### RECORDS SHOWN ###

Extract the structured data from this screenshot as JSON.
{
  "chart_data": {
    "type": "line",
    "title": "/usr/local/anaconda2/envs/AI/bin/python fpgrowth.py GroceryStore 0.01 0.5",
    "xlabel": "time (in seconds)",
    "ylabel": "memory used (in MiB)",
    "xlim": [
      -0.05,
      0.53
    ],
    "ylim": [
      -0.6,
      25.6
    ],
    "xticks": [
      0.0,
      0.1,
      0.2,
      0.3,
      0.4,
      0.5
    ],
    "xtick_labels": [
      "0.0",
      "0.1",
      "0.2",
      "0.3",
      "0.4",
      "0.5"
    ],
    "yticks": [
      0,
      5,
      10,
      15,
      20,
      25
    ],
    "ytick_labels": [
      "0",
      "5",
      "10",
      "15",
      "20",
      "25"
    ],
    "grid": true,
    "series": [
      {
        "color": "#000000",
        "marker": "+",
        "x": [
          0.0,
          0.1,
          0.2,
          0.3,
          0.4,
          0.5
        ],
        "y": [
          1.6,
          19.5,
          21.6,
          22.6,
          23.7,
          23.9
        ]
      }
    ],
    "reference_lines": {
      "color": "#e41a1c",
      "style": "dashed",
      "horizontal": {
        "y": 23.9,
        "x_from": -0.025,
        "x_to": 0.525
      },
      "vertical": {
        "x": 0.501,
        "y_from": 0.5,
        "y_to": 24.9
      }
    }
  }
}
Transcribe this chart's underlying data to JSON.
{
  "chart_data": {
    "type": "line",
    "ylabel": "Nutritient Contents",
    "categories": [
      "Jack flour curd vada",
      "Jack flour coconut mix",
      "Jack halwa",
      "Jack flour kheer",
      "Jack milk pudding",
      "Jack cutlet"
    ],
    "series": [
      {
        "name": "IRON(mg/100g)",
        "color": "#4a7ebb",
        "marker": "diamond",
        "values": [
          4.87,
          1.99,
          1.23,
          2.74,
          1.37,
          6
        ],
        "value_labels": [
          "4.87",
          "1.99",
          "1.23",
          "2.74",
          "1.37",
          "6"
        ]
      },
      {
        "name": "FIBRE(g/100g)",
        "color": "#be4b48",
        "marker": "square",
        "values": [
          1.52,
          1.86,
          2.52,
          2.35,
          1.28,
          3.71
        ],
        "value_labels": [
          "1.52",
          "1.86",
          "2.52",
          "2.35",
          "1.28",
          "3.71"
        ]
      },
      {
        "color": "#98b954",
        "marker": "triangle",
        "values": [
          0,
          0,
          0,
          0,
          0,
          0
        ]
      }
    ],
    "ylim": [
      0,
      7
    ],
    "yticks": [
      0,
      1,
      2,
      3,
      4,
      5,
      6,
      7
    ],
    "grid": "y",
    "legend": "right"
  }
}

###

» **SHORT PROBLEM**
Give the listing above again, word for word.

» **EXERCISE OUTPUT**
Extract the structured data from this screenshot as JSON.
{
  "chart_data": {
    "type": "line",
    "title": "/usr/local/anaconda2/envs/AI/bin/python fpgrowth.py GroceryStore 0.01 0.5",
    "xlabel": "time (in seconds)",
    "ylabel": "memory used (in MiB)",
    "xlim": [
      -0.05,
      0.53
    ],
    "ylim": [
      -0.6,
      25.6
    ],
    "xticks": [
      0.0,
      0.1,
      0.2,
      0.3,
      0.4,
      0.5
    ],
    "xtick_labels": [
      "0.0",
      "0.1",
      "0.2",
      "0.3",
      "0.4",
      "0.5"
    ],
    "yticks": [
      0,
      5,
      10,
      15,
      20,
      25
    ],
    "ytick_labels": [
      "0",
      "5",
      "10",
      "15",
      "20",
      "25"
    ],
    "grid": true,
    "series": [
      {
        "color": "#000000",
        "marker": "+",
        "x": [
          0.0,
          0.1,
          0.2,
          0.3,
          0.4,
          0.5
        ],
        "y": [
          1.6,
          19.5,
          21.6,
          22.6,
          23.7,
          23.9
        ]
      }
    ],
    "reference_lines": {
      "color": "#e41a1c",
      "style": "dashed",
      "horizontal": {
        "y": 23.9,
        "x_from": -0.025,
        "x_to": 0.525
      },
      "vertical": {
        "x": 0.501,
        "y_from": 0.5,
        "y_to": 24.9
      }
    }
  }
}
Transcribe this chart's underlying data to JSON.
{
  "chart_data": {
    "type": "line",
    "ylabel": "Nutritient Contents",
    "categories": [
      "Jack flour curd vada",
      "Jack flour coconut mix",
      "Jack halwa",
      "Jack flour kheer",
      "Jack milk pudding",
      "Jack cutlet"
    ],
    "series": [
      {
        "name": "IRON(mg/100g)",
        "color": "#4a7ebb",
        "marker": "diamond",
        "values": [
          4.87,
          1.99,
          1.23,
          2.74,
          1.37,
          6
        ],
        "value_labels": [
          "4.87",
          "1.99",
          "1.23",
          "2.74",
          "1.37",
          "6"
        ]
      },
      {
        "name": "FIBRE(g/100g)",
        "color": "#be4b48",
        "marker": "square",
        "values": [
          1.52,
          1.86,
          2.52,
          2.35,
          1.28,
          3.71
        ],
        "value_labels": [
          "1.52",
          "1.86",
          "2.52",
          "2.35",
          "1.28",
          "3.71"
        ]
      },
      {
        "color": "#98b954",
        "marker": "triangle",
        "values": [
          0,
          0,
          0,
          0,
          0,
          0
        ]
      }
    ],
    "ylim": [
      0,
      7
    ],
    "yticks": [
      0,
      1,
      2,
      3,
      4,
      5,
      6,
      7
    ],
    "grid": "y",
    "legend": "right"
  }
}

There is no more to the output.